Pull every line from the items below and reproduce each one word for word.

── Records provided

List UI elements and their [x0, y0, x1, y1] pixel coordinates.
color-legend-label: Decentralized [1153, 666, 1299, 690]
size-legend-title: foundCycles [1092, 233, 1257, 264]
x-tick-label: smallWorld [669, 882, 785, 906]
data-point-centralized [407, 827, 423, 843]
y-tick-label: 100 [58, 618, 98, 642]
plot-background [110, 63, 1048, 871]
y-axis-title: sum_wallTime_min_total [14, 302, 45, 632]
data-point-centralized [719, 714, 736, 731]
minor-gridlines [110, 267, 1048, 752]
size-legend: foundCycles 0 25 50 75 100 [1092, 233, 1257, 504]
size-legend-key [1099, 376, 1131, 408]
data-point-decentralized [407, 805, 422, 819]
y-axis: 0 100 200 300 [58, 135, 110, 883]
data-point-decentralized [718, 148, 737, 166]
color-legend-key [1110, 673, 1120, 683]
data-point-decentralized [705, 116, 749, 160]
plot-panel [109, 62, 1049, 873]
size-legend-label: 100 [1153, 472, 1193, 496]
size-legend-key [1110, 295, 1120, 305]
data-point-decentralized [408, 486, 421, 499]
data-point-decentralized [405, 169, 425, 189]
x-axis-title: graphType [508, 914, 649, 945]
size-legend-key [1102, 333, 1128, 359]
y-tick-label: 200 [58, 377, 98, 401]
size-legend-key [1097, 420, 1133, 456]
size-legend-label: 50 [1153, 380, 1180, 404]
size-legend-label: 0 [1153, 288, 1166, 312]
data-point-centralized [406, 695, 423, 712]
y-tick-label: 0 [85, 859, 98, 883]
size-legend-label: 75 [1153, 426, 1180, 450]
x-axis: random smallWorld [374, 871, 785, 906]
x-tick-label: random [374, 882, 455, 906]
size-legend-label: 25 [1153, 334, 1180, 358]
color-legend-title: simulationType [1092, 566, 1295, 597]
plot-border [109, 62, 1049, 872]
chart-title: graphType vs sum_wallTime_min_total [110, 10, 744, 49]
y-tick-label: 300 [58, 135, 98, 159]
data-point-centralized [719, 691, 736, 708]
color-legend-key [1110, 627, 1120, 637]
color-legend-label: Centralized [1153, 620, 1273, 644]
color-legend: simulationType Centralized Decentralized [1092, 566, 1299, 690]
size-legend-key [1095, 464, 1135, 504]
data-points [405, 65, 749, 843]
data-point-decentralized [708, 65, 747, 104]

────

Result for this task ->
List UI elements and their [x0, y0, x1, y1] pixel coordinates.
color-legend-label: Decentralized [1153, 666, 1299, 690]
size-legend-title: foundCycles [1092, 233, 1257, 264]
x-tick-label: smallWorld [669, 882, 785, 906]
data-point-centralized [407, 827, 423, 843]
y-tick-label: 100 [58, 618, 98, 642]
plot-background [110, 63, 1048, 871]
y-axis-title: sum_wallTime_min_total [14, 302, 45, 632]
data-point-centralized [719, 714, 736, 731]
minor-gridlines [110, 267, 1048, 752]
size-legend: foundCycles 0 25 50 75 100 [1092, 233, 1257, 504]
size-legend-key [1099, 376, 1131, 408]
data-point-decentralized [407, 805, 422, 819]
y-axis: 0 100 200 300 [58, 135, 110, 883]
data-point-decentralized [718, 148, 737, 166]
color-legend-key [1110, 673, 1120, 683]
data-point-decentralized [705, 116, 749, 160]
plot-panel [109, 62, 1049, 873]
size-legend-label: 100 [1153, 472, 1193, 496]
size-legend-key [1110, 295, 1120, 305]
data-point-decentralized [408, 486, 421, 499]
data-point-decentralized [405, 169, 425, 189]
x-axis-title: graphType [508, 914, 649, 945]
size-legend-key [1102, 333, 1128, 359]
y-tick-label: 200 [58, 377, 98, 401]
size-legend-key [1097, 420, 1133, 456]
size-legend-label: 50 [1153, 380, 1180, 404]
size-legend-label: 0 [1153, 288, 1166, 312]
data-point-centralized [406, 695, 423, 712]
y-tick-label: 0 [85, 859, 98, 883]
size-legend-label: 75 [1153, 426, 1180, 450]
x-axis: random smallWorld [374, 871, 785, 906]
x-tick-label: random [374, 882, 455, 906]
size-legend-label: 25 [1153, 334, 1180, 358]
color-legend-title: simulationType [1092, 566, 1295, 597]
plot-border [109, 62, 1049, 872]
chart-title: graphType vs sum_wallTime_min_total [110, 10, 744, 49]
y-tick-label: 300 [58, 135, 98, 159]
data-point-centralized [719, 691, 736, 708]
color-legend-key [1110, 627, 1120, 637]
color-legend-label: Centralized [1153, 620, 1273, 644]
color-legend: simulationType Centralized Decentralized [1092, 566, 1299, 690]
size-legend-key [1095, 464, 1135, 504]
data-points [405, 65, 749, 843]
data-point-decentralized [708, 65, 747, 104]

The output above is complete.